Task brief:
Check each line of the records for "date"; collect those that have it.

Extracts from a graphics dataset
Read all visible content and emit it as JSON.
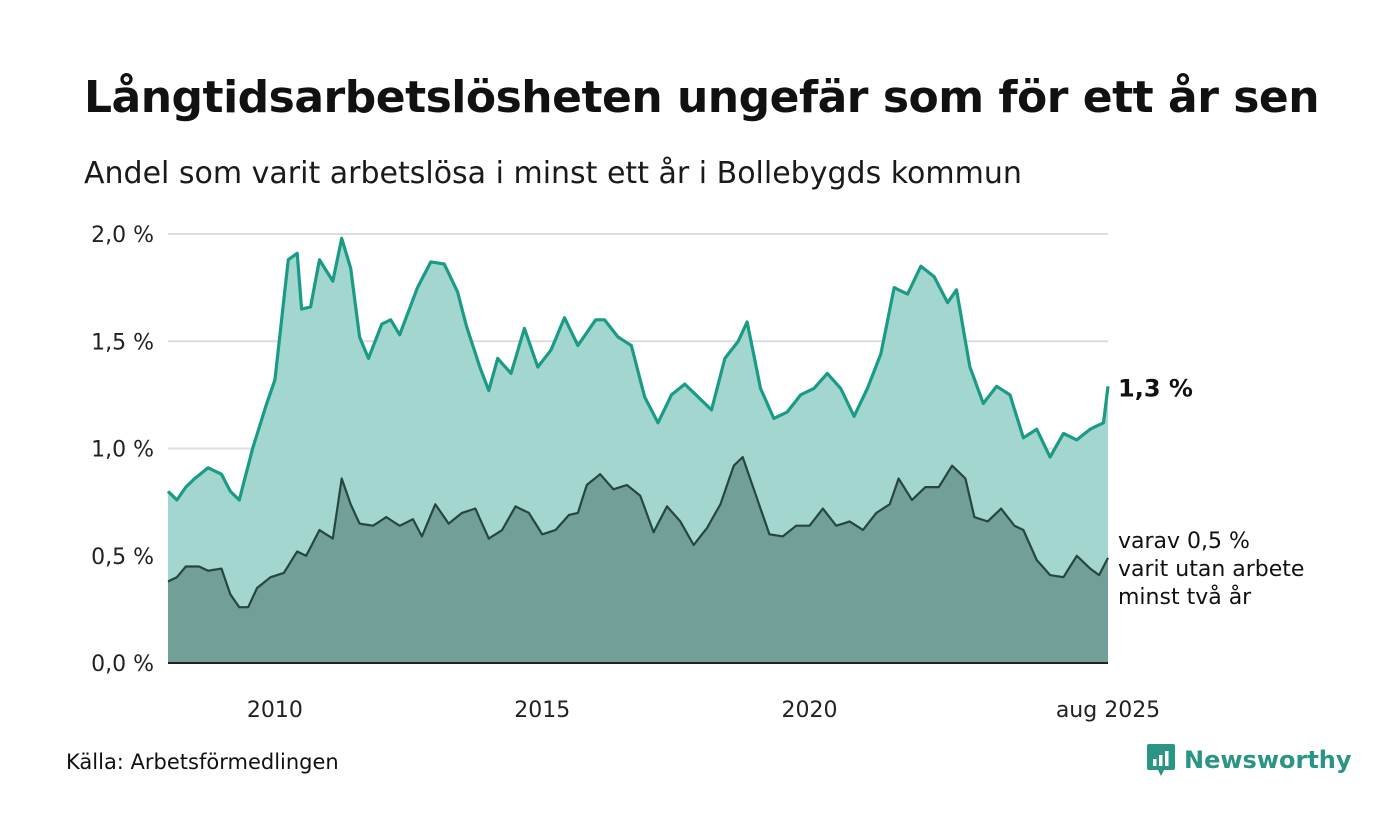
{
  "header": {
    "title": "Långtidsarbetslösheten ungefär som för ett år sen",
    "subtitle": "Andel som varit arbetslösa i minst ett år i Bollebygds kommun"
  },
  "footer": {
    "source": "Källa: Arbetsförmedlingen",
    "brand": "Newsworthy",
    "brand_icon": "newsworthy-logo-icon"
  },
  "colors": {
    "upper_line": "#1a9b86",
    "upper_fill": "#a3d6cf",
    "lower_line": "#26473f",
    "lower_fill": "#729f97",
    "grid": "#dddddd",
    "brand": "#2a9584"
  },
  "chart_data": {
    "type": "area",
    "x_start": "2008-01",
    "x_end": "2025-08",
    "x_interval": "month",
    "x_ticks": [
      {
        "date": "2010-01",
        "label": "2010"
      },
      {
        "date": "2015-01",
        "label": "2015"
      },
      {
        "date": "2020-01",
        "label": "2020"
      },
      {
        "date": "2025-08",
        "label": "aug 2025"
      }
    ],
    "ylim": [
      0,
      2.0
    ],
    "y_ticks": [
      {
        "value": 0.0,
        "label": "0,0 %"
      },
      {
        "value": 0.5,
        "label": "0,5 %"
      },
      {
        "value": 1.0,
        "label": "1,0 %"
      },
      {
        "value": 1.5,
        "label": "1,5 %"
      },
      {
        "value": 2.0,
        "label": "2,0 %"
      }
    ],
    "grid": true,
    "series": [
      {
        "key": "minst_ett_ar",
        "anchors": [
          [
            "2008-01",
            0.8
          ],
          [
            "2008-03",
            0.76
          ],
          [
            "2008-05",
            0.82
          ],
          [
            "2008-07",
            0.86
          ],
          [
            "2008-10",
            0.91
          ],
          [
            "2009-01",
            0.88
          ],
          [
            "2009-03",
            0.8
          ],
          [
            "2009-05",
            0.76
          ],
          [
            "2009-08",
            1.0
          ],
          [
            "2009-11",
            1.2
          ],
          [
            "2010-01",
            1.32
          ],
          [
            "2010-04",
            1.88
          ],
          [
            "2010-06",
            1.91
          ],
          [
            "2010-07",
            1.65
          ],
          [
            "2010-09",
            1.66
          ],
          [
            "2010-11",
            1.88
          ],
          [
            "2011-02",
            1.78
          ],
          [
            "2011-04",
            1.98
          ],
          [
            "2011-06",
            1.84
          ],
          [
            "2011-08",
            1.52
          ],
          [
            "2011-10",
            1.42
          ],
          [
            "2012-01",
            1.58
          ],
          [
            "2012-03",
            1.6
          ],
          [
            "2012-05",
            1.53
          ],
          [
            "2012-09",
            1.75
          ],
          [
            "2012-12",
            1.87
          ],
          [
            "2013-03",
            1.86
          ],
          [
            "2013-06",
            1.73
          ],
          [
            "2013-08",
            1.57
          ],
          [
            "2013-11",
            1.38
          ],
          [
            "2014-01",
            1.27
          ],
          [
            "2014-03",
            1.42
          ],
          [
            "2014-06",
            1.35
          ],
          [
            "2014-09",
            1.56
          ],
          [
            "2014-12",
            1.38
          ],
          [
            "2015-03",
            1.46
          ],
          [
            "2015-06",
            1.61
          ],
          [
            "2015-09",
            1.48
          ],
          [
            "2016-01",
            1.6
          ],
          [
            "2016-03",
            1.6
          ],
          [
            "2016-06",
            1.52
          ],
          [
            "2016-09",
            1.48
          ],
          [
            "2016-12",
            1.24
          ],
          [
            "2017-03",
            1.12
          ],
          [
            "2017-06",
            1.25
          ],
          [
            "2017-09",
            1.3
          ],
          [
            "2017-12",
            1.24
          ],
          [
            "2018-03",
            1.18
          ],
          [
            "2018-06",
            1.42
          ],
          [
            "2018-09",
            1.5
          ],
          [
            "2018-11",
            1.59
          ],
          [
            "2019-02",
            1.28
          ],
          [
            "2019-05",
            1.14
          ],
          [
            "2019-08",
            1.17
          ],
          [
            "2019-11",
            1.25
          ],
          [
            "2020-02",
            1.28
          ],
          [
            "2020-05",
            1.35
          ],
          [
            "2020-08",
            1.28
          ],
          [
            "2020-11",
            1.15
          ],
          [
            "2021-02",
            1.28
          ],
          [
            "2021-05",
            1.44
          ],
          [
            "2021-08",
            1.75
          ],
          [
            "2021-11",
            1.72
          ],
          [
            "2022-02",
            1.85
          ],
          [
            "2022-05",
            1.8
          ],
          [
            "2022-08",
            1.68
          ],
          [
            "2022-10",
            1.74
          ],
          [
            "2023-01",
            1.38
          ],
          [
            "2023-04",
            1.21
          ],
          [
            "2023-07",
            1.29
          ],
          [
            "2023-10",
            1.25
          ],
          [
            "2024-01",
            1.05
          ],
          [
            "2024-04",
            1.09
          ],
          [
            "2024-07",
            0.96
          ],
          [
            "2024-10",
            1.07
          ],
          [
            "2025-01",
            1.04
          ],
          [
            "2025-04",
            1.09
          ],
          [
            "2025-07",
            1.12
          ],
          [
            "2025-08",
            1.29
          ]
        ]
      },
      {
        "key": "varav_minst_tva_ar",
        "anchors": [
          [
            "2008-01",
            0.38
          ],
          [
            "2008-03",
            0.4
          ],
          [
            "2008-05",
            0.45
          ],
          [
            "2008-08",
            0.45
          ],
          [
            "2008-10",
            0.43
          ],
          [
            "2009-01",
            0.44
          ],
          [
            "2009-03",
            0.32
          ],
          [
            "2009-05",
            0.26
          ],
          [
            "2009-07",
            0.26
          ],
          [
            "2009-09",
            0.35
          ],
          [
            "2009-12",
            0.4
          ],
          [
            "2010-03",
            0.42
          ],
          [
            "2010-06",
            0.52
          ],
          [
            "2010-08",
            0.5
          ],
          [
            "2010-11",
            0.62
          ],
          [
            "2011-02",
            0.58
          ],
          [
            "2011-04",
            0.86
          ],
          [
            "2011-06",
            0.74
          ],
          [
            "2011-08",
            0.65
          ],
          [
            "2011-11",
            0.64
          ],
          [
            "2012-02",
            0.68
          ],
          [
            "2012-05",
            0.64
          ],
          [
            "2012-08",
            0.67
          ],
          [
            "2012-10",
            0.59
          ],
          [
            "2013-01",
            0.74
          ],
          [
            "2013-04",
            0.65
          ],
          [
            "2013-07",
            0.7
          ],
          [
            "2013-10",
            0.72
          ],
          [
            "2014-01",
            0.58
          ],
          [
            "2014-04",
            0.62
          ],
          [
            "2014-07",
            0.73
          ],
          [
            "2014-10",
            0.7
          ],
          [
            "2015-01",
            0.6
          ],
          [
            "2015-04",
            0.62
          ],
          [
            "2015-07",
            0.69
          ],
          [
            "2015-09",
            0.7
          ],
          [
            "2015-11",
            0.83
          ],
          [
            "2016-02",
            0.88
          ],
          [
            "2016-05",
            0.81
          ],
          [
            "2016-08",
            0.83
          ],
          [
            "2016-11",
            0.78
          ],
          [
            "2017-02",
            0.61
          ],
          [
            "2017-05",
            0.73
          ],
          [
            "2017-08",
            0.66
          ],
          [
            "2017-11",
            0.55
          ],
          [
            "2018-02",
            0.63
          ],
          [
            "2018-05",
            0.74
          ],
          [
            "2018-08",
            0.92
          ],
          [
            "2018-10",
            0.96
          ],
          [
            "2019-01",
            0.78
          ],
          [
            "2019-04",
            0.6
          ],
          [
            "2019-07",
            0.59
          ],
          [
            "2019-10",
            0.64
          ],
          [
            "2020-01",
            0.64
          ],
          [
            "2020-04",
            0.72
          ],
          [
            "2020-07",
            0.64
          ],
          [
            "2020-10",
            0.66
          ],
          [
            "2021-01",
            0.62
          ],
          [
            "2021-04",
            0.7
          ],
          [
            "2021-07",
            0.74
          ],
          [
            "2021-09",
            0.86
          ],
          [
            "2021-12",
            0.76
          ],
          [
            "2022-03",
            0.82
          ],
          [
            "2022-06",
            0.82
          ],
          [
            "2022-09",
            0.92
          ],
          [
            "2022-12",
            0.86
          ],
          [
            "2023-02",
            0.68
          ],
          [
            "2023-05",
            0.66
          ],
          [
            "2023-08",
            0.72
          ],
          [
            "2023-11",
            0.64
          ],
          [
            "2024-01",
            0.62
          ],
          [
            "2024-04",
            0.48
          ],
          [
            "2024-07",
            0.41
          ],
          [
            "2024-10",
            0.4
          ],
          [
            "2025-01",
            0.5
          ],
          [
            "2025-04",
            0.44
          ],
          [
            "2025-06",
            0.41
          ],
          [
            "2025-08",
            0.49
          ]
        ]
      }
    ],
    "annotations": {
      "upper_value": "1,3 %",
      "lower_lines": [
        "varav 0,5 %",
        "varit utan arbete",
        "minst två år"
      ]
    }
  }
}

Result of the task:
        "date": "2010-01",
        "date": "2015-01",
        "date": "2020-01",
        "date": "2025-08",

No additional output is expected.